**The task**
An exact copy of every entry below is needed.

**Figure content listings**
====
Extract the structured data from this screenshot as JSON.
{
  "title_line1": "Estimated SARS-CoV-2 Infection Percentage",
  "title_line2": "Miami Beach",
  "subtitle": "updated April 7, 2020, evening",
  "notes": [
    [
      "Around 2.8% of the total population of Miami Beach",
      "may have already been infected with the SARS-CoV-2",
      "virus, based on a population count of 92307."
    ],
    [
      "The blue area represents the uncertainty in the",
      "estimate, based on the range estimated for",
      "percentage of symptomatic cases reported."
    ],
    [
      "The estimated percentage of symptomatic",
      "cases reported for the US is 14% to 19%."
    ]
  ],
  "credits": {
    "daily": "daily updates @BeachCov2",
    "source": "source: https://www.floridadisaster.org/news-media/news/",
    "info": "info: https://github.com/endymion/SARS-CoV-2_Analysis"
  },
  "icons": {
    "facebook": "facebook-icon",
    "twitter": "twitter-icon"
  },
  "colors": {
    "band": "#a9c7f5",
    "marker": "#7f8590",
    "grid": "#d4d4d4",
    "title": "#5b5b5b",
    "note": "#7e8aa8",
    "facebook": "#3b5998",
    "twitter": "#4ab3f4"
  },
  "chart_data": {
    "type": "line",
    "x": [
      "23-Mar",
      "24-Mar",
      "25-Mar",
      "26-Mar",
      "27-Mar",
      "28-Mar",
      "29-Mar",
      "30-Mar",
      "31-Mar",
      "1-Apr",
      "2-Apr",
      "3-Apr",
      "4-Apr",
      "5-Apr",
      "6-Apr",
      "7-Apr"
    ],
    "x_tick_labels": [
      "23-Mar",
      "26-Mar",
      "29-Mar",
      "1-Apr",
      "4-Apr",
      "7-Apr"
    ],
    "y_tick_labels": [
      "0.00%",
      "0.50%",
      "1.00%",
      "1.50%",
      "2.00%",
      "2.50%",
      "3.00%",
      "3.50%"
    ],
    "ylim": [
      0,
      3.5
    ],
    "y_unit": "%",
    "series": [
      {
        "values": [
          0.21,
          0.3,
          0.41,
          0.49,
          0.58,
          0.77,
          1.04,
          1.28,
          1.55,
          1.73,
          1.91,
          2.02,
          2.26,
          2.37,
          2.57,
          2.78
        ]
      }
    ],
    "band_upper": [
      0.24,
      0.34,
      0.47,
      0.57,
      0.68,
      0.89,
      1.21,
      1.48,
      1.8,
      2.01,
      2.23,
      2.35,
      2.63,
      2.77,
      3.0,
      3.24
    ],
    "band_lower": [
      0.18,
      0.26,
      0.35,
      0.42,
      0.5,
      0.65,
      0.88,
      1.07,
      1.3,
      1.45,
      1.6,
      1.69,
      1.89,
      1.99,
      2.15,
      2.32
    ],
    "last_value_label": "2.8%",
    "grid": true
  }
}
====
**Written solution**
Extract the structured data from this screenshot as JSON.
{
  "title_line1": "Estimated SARS-CoV-2 Infection Percentage",
  "title_line2": "Miami Beach",
  "subtitle": "updated April 7, 2020, evening",
  "notes": [
    [
      "Around 2.8% of the total population of Miami Beach",
      "may have already been infected with the SARS-CoV-2",
      "virus, based on a population count of 92307."
    ],
    [
      "The blue area represents the uncertainty in the",
      "estimate, based on the range estimated for",
      "percentage of symptomatic cases reported."
    ],
    [
      "The estimated percentage of symptomatic",
      "cases reported for the US is 14% to 19%."
    ]
  ],
  "credits": {
    "daily": "daily updates @BeachCov2",
    "source": "source: https://www.floridadisaster.org/news-media/news/",
    "info": "info: https://github.com/endymion/SARS-CoV-2_Analysis"
  },
  "icons": {
    "facebook": "facebook-icon",
    "twitter": "twitter-icon"
  },
  "colors": {
    "band": "#a9c7f5",
    "marker": "#7f8590",
    "grid": "#d4d4d4",
    "title": "#5b5b5b",
    "note": "#7e8aa8",
    "facebook": "#3b5998",
    "twitter": "#4ab3f4"
  },
  "chart_data": {
    "type": "line",
    "x": [
      "23-Mar",
      "24-Mar",
      "25-Mar",
      "26-Mar",
      "27-Mar",
      "28-Mar",
      "29-Mar",
      "30-Mar",
      "31-Mar",
      "1-Apr",
      "2-Apr",
      "3-Apr",
      "4-Apr",
      "5-Apr",
      "6-Apr",
      "7-Apr"
    ],
    "x_tick_labels": [
      "23-Mar",
      "26-Mar",
      "29-Mar",
      "1-Apr",
      "4-Apr",
      "7-Apr"
    ],
    "y_tick_labels": [
      "0.00%",
      "0.50%",
      "1.00%",
      "1.50%",
      "2.00%",
      "2.50%",
      "3.00%",
      "3.50%"
    ],
    "ylim": [
      0,
      3.5
    ],
    "y_unit": "%",
    "series": [
      {
        "values": [
          0.21,
          0.3,
          0.41,
          0.49,
          0.58,
          0.77,
          1.04,
          1.28,
          1.55,
          1.73,
          1.91,
          2.02,
          2.26,
          2.37,
          2.57,
          2.78
        ]
      }
    ],
    "band_upper": [
      0.24,
      0.34,
      0.47,
      0.57,
      0.68,
      0.89,
      1.21,
      1.48,
      1.8,
      2.01,
      2.23,
      2.35,
      2.63,
      2.77,
      3.0,
      3.24
    ],
    "band_lower": [
      0.18,
      0.26,
      0.35,
      0.42,
      0.5,
      0.65,
      0.88,
      1.07,
      1.3,
      1.45,
      1.6,
      1.69,
      1.89,
      1.99,
      2.15,
      2.32
    ],
    "last_value_label": "2.8%",
    "grid": true
  }
}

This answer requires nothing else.